* _Job_:
Duplicate everything from the start of the entries down to the line containing "hanging-star-icon: ✶ [98, 175, 132, 221]", both ends included.

Bounding box annotations
*****
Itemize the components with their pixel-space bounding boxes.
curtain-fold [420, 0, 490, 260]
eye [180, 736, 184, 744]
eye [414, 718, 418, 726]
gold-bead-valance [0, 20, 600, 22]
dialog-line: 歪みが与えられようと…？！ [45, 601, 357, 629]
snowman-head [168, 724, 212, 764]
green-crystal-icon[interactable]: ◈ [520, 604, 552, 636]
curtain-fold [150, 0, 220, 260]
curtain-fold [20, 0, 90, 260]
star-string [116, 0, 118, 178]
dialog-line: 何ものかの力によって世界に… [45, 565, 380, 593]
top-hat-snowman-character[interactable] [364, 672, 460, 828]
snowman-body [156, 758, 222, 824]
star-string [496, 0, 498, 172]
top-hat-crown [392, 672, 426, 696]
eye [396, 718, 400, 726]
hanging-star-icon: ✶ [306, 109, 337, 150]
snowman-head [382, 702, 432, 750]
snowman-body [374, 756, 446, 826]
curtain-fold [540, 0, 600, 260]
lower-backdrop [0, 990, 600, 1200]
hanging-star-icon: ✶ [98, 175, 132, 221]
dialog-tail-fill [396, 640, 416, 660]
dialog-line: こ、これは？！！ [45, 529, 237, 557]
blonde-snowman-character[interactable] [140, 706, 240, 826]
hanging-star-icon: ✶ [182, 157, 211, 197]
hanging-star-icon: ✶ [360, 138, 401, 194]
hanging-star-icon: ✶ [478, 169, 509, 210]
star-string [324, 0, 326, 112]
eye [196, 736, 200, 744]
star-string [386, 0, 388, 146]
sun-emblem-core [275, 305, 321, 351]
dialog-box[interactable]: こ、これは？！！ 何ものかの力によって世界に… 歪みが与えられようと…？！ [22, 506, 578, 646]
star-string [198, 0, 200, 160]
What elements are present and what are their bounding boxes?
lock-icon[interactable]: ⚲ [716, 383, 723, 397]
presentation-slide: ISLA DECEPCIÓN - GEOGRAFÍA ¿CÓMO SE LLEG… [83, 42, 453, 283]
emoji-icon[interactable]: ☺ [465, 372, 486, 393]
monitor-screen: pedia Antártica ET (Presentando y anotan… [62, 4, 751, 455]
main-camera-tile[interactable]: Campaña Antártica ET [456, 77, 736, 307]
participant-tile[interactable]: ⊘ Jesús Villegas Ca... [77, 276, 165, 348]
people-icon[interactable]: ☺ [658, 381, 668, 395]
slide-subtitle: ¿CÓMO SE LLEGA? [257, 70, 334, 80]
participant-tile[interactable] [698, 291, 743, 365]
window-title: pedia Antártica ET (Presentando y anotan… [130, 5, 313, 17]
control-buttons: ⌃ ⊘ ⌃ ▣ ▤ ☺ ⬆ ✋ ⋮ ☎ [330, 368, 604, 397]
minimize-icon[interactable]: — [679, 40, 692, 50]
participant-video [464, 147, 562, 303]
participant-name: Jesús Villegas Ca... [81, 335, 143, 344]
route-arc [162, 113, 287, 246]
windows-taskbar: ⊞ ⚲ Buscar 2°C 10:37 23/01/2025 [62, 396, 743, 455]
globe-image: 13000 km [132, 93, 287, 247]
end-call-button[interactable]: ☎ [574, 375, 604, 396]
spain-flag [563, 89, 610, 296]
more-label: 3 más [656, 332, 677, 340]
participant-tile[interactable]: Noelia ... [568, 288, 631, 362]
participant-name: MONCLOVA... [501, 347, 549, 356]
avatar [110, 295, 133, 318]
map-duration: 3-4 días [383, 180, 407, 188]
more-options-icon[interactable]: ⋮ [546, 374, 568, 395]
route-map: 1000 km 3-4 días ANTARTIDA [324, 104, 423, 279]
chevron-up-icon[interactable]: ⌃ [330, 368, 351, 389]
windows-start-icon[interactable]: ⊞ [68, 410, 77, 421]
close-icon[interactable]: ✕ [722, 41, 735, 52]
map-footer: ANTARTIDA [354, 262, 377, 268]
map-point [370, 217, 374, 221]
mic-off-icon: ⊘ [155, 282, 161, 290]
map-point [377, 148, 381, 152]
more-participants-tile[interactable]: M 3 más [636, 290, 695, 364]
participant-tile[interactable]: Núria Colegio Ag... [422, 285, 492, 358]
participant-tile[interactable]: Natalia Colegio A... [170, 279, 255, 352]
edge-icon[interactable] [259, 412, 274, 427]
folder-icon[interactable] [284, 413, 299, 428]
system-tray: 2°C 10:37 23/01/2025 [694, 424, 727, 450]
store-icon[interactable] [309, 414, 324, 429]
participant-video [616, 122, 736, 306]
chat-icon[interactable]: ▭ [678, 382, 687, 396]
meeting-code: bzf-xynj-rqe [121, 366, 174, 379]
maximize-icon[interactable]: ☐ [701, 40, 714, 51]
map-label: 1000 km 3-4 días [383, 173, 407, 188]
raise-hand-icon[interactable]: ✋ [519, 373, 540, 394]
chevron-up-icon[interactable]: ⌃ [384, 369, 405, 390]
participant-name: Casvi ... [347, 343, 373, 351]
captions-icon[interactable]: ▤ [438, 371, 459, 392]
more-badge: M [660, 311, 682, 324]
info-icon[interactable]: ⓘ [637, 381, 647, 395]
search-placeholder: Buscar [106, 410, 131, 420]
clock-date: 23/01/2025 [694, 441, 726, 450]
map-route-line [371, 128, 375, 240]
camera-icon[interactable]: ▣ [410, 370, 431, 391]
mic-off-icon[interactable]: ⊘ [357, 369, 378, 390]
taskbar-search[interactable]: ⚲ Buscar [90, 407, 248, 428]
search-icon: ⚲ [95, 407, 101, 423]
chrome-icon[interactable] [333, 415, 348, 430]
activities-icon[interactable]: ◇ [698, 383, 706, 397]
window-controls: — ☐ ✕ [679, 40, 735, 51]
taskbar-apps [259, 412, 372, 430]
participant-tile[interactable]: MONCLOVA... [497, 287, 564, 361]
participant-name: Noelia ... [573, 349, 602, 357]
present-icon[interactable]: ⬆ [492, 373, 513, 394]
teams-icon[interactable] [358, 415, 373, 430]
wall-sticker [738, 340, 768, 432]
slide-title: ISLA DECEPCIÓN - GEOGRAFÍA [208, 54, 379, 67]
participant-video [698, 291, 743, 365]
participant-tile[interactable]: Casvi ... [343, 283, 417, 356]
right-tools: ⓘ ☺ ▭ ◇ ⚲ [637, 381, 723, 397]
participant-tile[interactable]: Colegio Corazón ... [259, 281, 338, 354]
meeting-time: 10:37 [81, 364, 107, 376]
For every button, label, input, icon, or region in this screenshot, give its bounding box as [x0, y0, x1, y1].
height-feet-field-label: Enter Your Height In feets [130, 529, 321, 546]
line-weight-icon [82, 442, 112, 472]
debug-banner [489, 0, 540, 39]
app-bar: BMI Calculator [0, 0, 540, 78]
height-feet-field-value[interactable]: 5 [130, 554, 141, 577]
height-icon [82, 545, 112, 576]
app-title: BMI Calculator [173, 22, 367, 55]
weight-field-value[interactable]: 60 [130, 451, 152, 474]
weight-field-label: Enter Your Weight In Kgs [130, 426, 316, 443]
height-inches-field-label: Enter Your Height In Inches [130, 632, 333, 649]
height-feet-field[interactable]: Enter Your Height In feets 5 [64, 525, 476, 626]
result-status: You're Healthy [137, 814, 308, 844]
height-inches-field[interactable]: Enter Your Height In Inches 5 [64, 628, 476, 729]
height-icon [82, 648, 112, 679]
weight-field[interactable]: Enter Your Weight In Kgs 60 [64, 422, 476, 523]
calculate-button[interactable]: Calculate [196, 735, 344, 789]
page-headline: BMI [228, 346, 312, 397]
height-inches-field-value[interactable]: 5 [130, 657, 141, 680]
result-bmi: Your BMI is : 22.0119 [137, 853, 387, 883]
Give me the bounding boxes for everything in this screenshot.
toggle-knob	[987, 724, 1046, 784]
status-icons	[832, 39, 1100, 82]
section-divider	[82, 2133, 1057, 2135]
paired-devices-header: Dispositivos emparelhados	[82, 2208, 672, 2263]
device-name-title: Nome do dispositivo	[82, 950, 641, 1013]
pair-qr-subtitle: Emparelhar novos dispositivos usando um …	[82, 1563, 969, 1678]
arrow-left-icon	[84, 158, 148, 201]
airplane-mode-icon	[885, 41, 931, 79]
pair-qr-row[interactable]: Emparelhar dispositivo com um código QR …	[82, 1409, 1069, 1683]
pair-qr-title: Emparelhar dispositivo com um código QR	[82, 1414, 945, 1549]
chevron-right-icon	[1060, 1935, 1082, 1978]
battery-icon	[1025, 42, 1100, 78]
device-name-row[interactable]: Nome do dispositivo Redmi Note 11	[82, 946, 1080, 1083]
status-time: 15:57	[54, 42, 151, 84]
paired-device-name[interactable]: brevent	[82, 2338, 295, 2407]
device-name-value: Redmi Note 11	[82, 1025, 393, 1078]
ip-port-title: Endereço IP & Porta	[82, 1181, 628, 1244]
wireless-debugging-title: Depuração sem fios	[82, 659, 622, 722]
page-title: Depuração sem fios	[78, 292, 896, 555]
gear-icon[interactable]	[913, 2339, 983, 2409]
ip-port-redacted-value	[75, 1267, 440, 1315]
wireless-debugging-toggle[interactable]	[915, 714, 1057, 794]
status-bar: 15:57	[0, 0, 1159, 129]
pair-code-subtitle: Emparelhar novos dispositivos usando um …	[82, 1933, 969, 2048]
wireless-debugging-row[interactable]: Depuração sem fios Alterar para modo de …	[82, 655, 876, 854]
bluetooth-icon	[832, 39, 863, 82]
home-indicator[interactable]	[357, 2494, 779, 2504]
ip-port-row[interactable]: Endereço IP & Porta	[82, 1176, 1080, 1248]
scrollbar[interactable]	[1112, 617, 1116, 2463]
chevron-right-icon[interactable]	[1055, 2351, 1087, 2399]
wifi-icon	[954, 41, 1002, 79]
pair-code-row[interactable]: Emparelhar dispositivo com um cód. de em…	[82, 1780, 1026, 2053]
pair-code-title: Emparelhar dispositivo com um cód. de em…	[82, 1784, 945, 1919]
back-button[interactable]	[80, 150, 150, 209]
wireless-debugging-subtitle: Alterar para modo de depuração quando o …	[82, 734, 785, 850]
*****
* _The reply_:
Itemize the components with their pixel-space bounding boxes.
curtain-fold [420, 0, 490, 260]
eye [180, 736, 184, 744]
eye [414, 718, 418, 726]
gold-bead-valance [0, 20, 600, 22]
dialog-line: 歪みが与えられようと…？！ [45, 601, 357, 629]
snowman-head [168, 724, 212, 764]
green-crystal-icon[interactable]: ◈ [520, 604, 552, 636]
curtain-fold [150, 0, 220, 260]
curtain-fold [20, 0, 90, 260]
star-string [116, 0, 118, 178]
dialog-line: 何ものかの力によって世界に… [45, 565, 380, 593]
top-hat-snowman-character[interactable] [364, 672, 460, 828]
snowman-body [156, 758, 222, 824]
star-string [496, 0, 498, 172]
top-hat-crown [392, 672, 426, 696]
eye [396, 718, 400, 726]
hanging-star-icon: ✶ [306, 109, 337, 150]
snowman-head [382, 702, 432, 750]
snowman-body [374, 756, 446, 826]
curtain-fold [540, 0, 600, 260]
lower-backdrop [0, 990, 600, 1200]
hanging-star-icon: ✶ [98, 175, 132, 221]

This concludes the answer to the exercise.